Write out every entry, unchanged. Skip any picture.

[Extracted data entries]
* * * * * * * * *

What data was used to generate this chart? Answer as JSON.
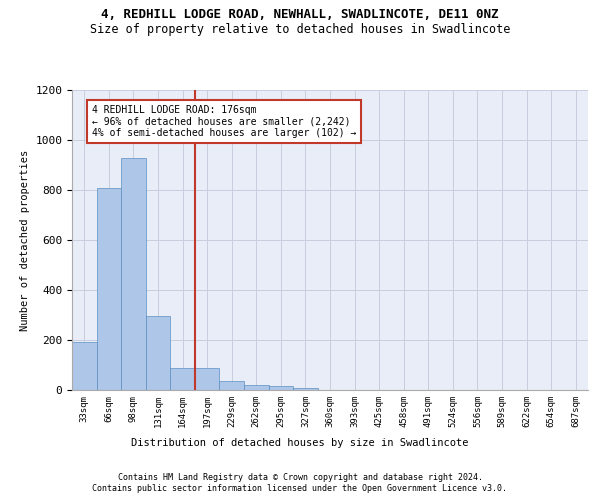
{
  "title1": "4, REDHILL LODGE ROAD, NEWHALL, SWADLINCOTE, DE11 0NZ",
  "title2": "Size of property relative to detached houses in Swadlincote",
  "xlabel": "Distribution of detached houses by size in Swadlincote",
  "ylabel": "Number of detached properties",
  "footer1": "Contains HM Land Registry data © Crown copyright and database right 2024.",
  "footer2": "Contains public sector information licensed under the Open Government Licence v3.0.",
  "bin_labels": [
    "33sqm",
    "66sqm",
    "98sqm",
    "131sqm",
    "164sqm",
    "197sqm",
    "229sqm",
    "262sqm",
    "295sqm",
    "327sqm",
    "360sqm",
    "393sqm",
    "425sqm",
    "458sqm",
    "491sqm",
    "524sqm",
    "556sqm",
    "589sqm",
    "622sqm",
    "654sqm",
    "687sqm"
  ],
  "bar_heights": [
    193,
    810,
    930,
    295,
    88,
    88,
    35,
    20,
    15,
    10,
    0,
    0,
    0,
    0,
    0,
    0,
    0,
    0,
    0,
    0,
    0
  ],
  "bar_color": "#aec6e8",
  "bar_edge_color": "#5a8fc2",
  "vline_index": 4.5,
  "annotation_title": "4 REDHILL LODGE ROAD: 176sqm",
  "annotation_line1": "← 96% of detached houses are smaller (2,242)",
  "annotation_line2": "4% of semi-detached houses are larger (102) →",
  "vline_color": "#c0392b",
  "annotation_box_color": "#ffffff",
  "annotation_box_edge": "#c0392b",
  "ylim": [
    0,
    1200
  ],
  "yticks": [
    0,
    200,
    400,
    600,
    800,
    1000,
    1200
  ],
  "background_color": "#e8edf8",
  "grid_color": "#c8cedd"
}
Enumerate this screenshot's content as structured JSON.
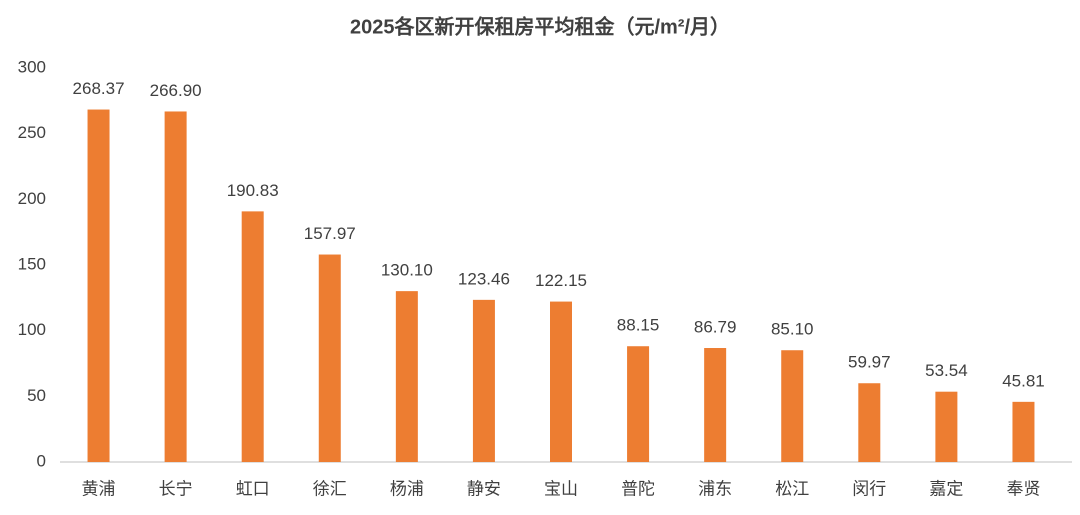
{
  "chart_data": {
    "type": "bar",
    "title": "2025各区新开保租房平均租金（元/m²/月）",
    "categories": [
      "黄浦",
      "长宁",
      "虹口",
      "徐汇",
      "杨浦",
      "静安",
      "宝山",
      "普陀",
      "浦东",
      "松江",
      "闵行",
      "嘉定",
      "奉贤"
    ],
    "values": [
      268.37,
      266.9,
      190.83,
      157.97,
      130.1,
      123.46,
      122.15,
      88.15,
      86.79,
      85.1,
      59.97,
      53.54,
      45.81
    ],
    "value_labels": [
      "268.37",
      "266.90",
      "190.83",
      "157.97",
      "130.10",
      "123.46",
      "122.15",
      "88.15",
      "86.79",
      "85.10",
      "59.97",
      "53.54",
      "45.81"
    ],
    "color": "#ed7d31",
    "ylim": [
      0,
      300
    ],
    "yticks": [
      0,
      50,
      100,
      150,
      200,
      250,
      300
    ],
    "grid": false
  }
}
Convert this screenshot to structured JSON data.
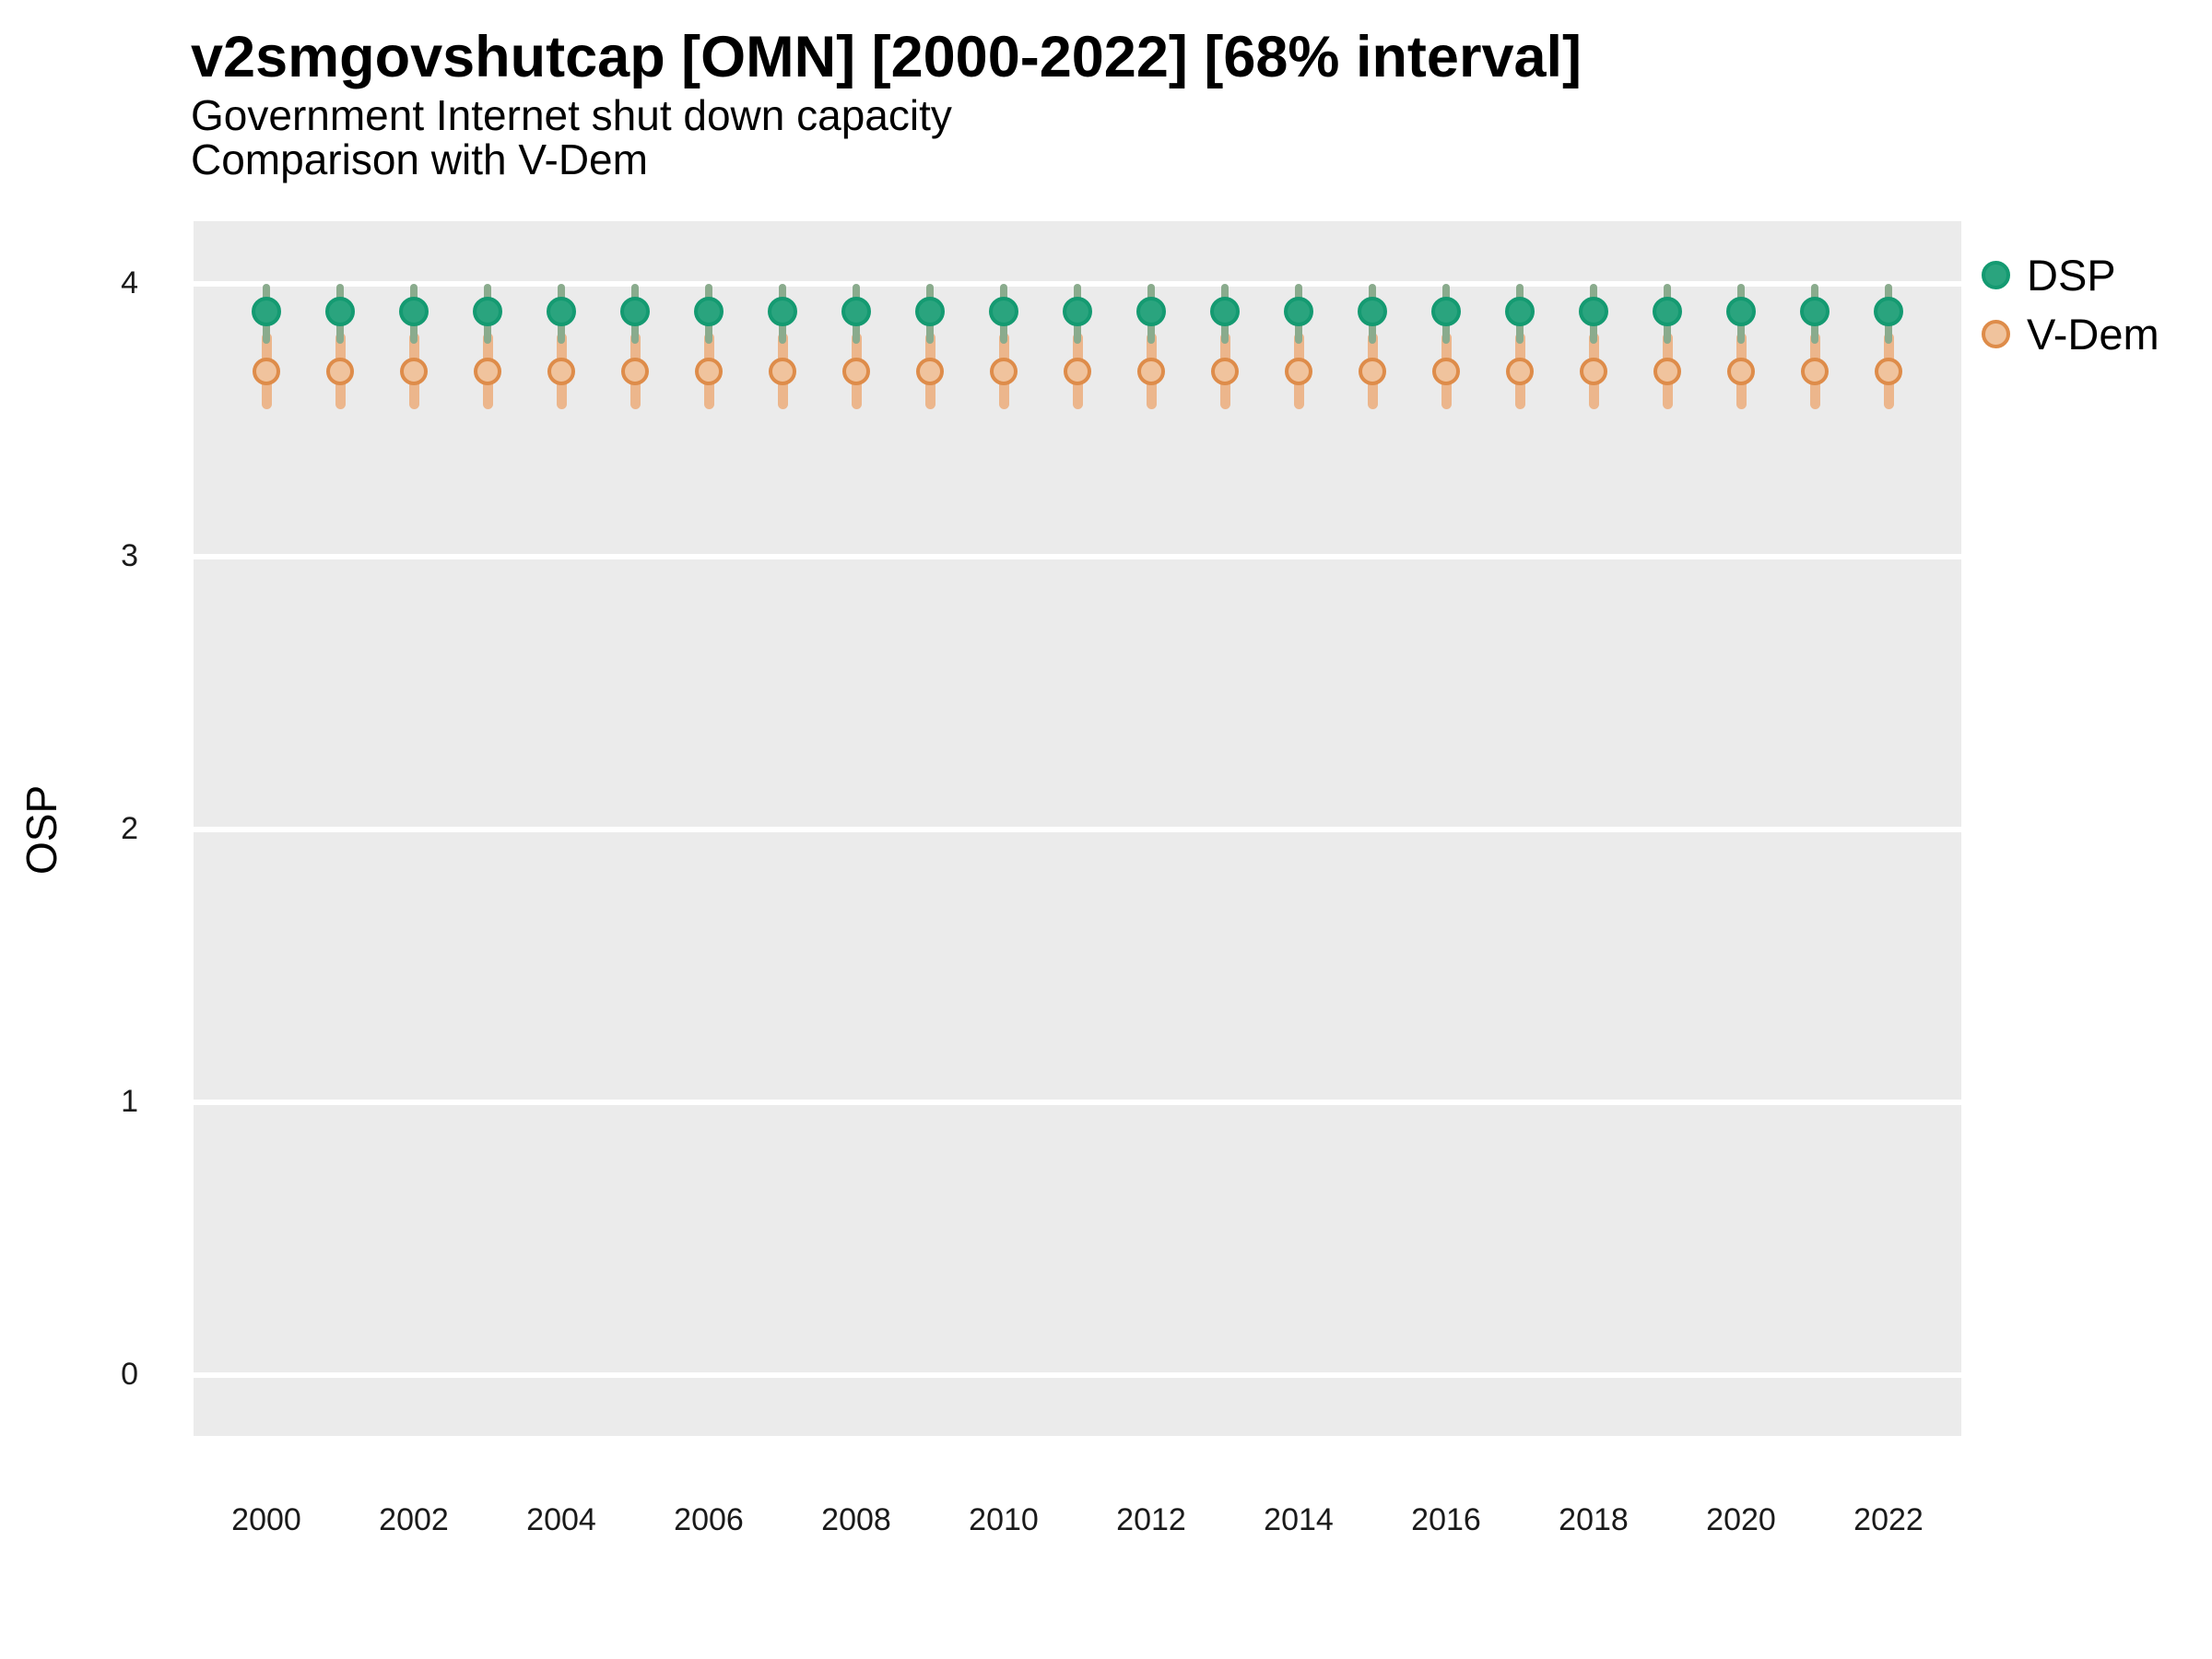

* * * * * * * * *

_EXERCISE ANSWER:_
What data was used to generate this chart? Answer as JSON.
{
  "title1": "4, REDHILL LODGE ROAD, NEWHALL, SWADLINCOTE, DE11 0NZ",
  "title2": "Size of property relative to detached houses in Swadlincote",
  "xlabel": "Distribution of detached houses by size in Swadlincote",
  "ylabel": "Number of detached properties",
  "footer1": "Contains HM Land Registry data © Crown copyright and database right 2024.",
  "footer2": "Contains public sector information licensed under the Open Government Licence v3.0.",
  "bin_labels": [
    "33sqm",
    "66sqm",
    "98sqm",
    "131sqm",
    "164sqm",
    "197sqm",
    "229sqm",
    "262sqm",
    "295sqm",
    "327sqm",
    "360sqm",
    "393sqm",
    "425sqm",
    "458sqm",
    "491sqm",
    "524sqm",
    "556sqm",
    "589sqm",
    "622sqm",
    "654sqm",
    "687sqm"
  ],
  "bar_heights": [
    193,
    810,
    930,
    295,
    88,
    88,
    35,
    20,
    15,
    10,
    0,
    0,
    0,
    0,
    0,
    0,
    0,
    0,
    0,
    0,
    0
  ],
  "bar_color": "#aec6e8",
  "bar_edge_color": "#5a8fc2",
  "vline_index": 4.5,
  "annotation_title": "4 REDHILL LODGE ROAD: 176sqm",
  "annotation_line1": "← 96% of detached houses are smaller (2,242)",
  "annotation_line2": "4% of semi-detached houses are larger (102) →",
  "vline_color": "#c0392b",
  "annotation_box_color": "#ffffff",
  "annotation_box_edge": "#c0392b",
  "ylim": [
    0,
    1200
  ],
  "yticks": [
    0,
    200,
    400,
    600,
    800,
    1000,
    1200
  ],
  "background_color": "#e8edf8",
  "grid_color": "#c8cedd"
}
Enumerate this screenshot's content as structured JSON.
{
  "chart_data": {
    "type": "bar",
    "title": "2025各区新开保租房平均租金（元/m²/月）",
    "categories": [
      "黄浦",
      "长宁",
      "虹口",
      "徐汇",
      "杨浦",
      "静安",
      "宝山",
      "普陀",
      "浦东",
      "松江",
      "闵行",
      "嘉定",
      "奉贤"
    ],
    "values": [
      268.37,
      266.9,
      190.83,
      157.97,
      130.1,
      123.46,
      122.15,
      88.15,
      86.79,
      85.1,
      59.97,
      53.54,
      45.81
    ],
    "value_labels": [
      "268.37",
      "266.90",
      "190.83",
      "157.97",
      "130.10",
      "123.46",
      "122.15",
      "88.15",
      "86.79",
      "85.10",
      "59.97",
      "53.54",
      "45.81"
    ],
    "color": "#ed7d31",
    "ylim": [
      0,
      300
    ],
    "yticks": [
      0,
      50,
      100,
      150,
      200,
      250,
      300
    ],
    "grid": false
  }
}
Convert this screenshot to structured JSON data.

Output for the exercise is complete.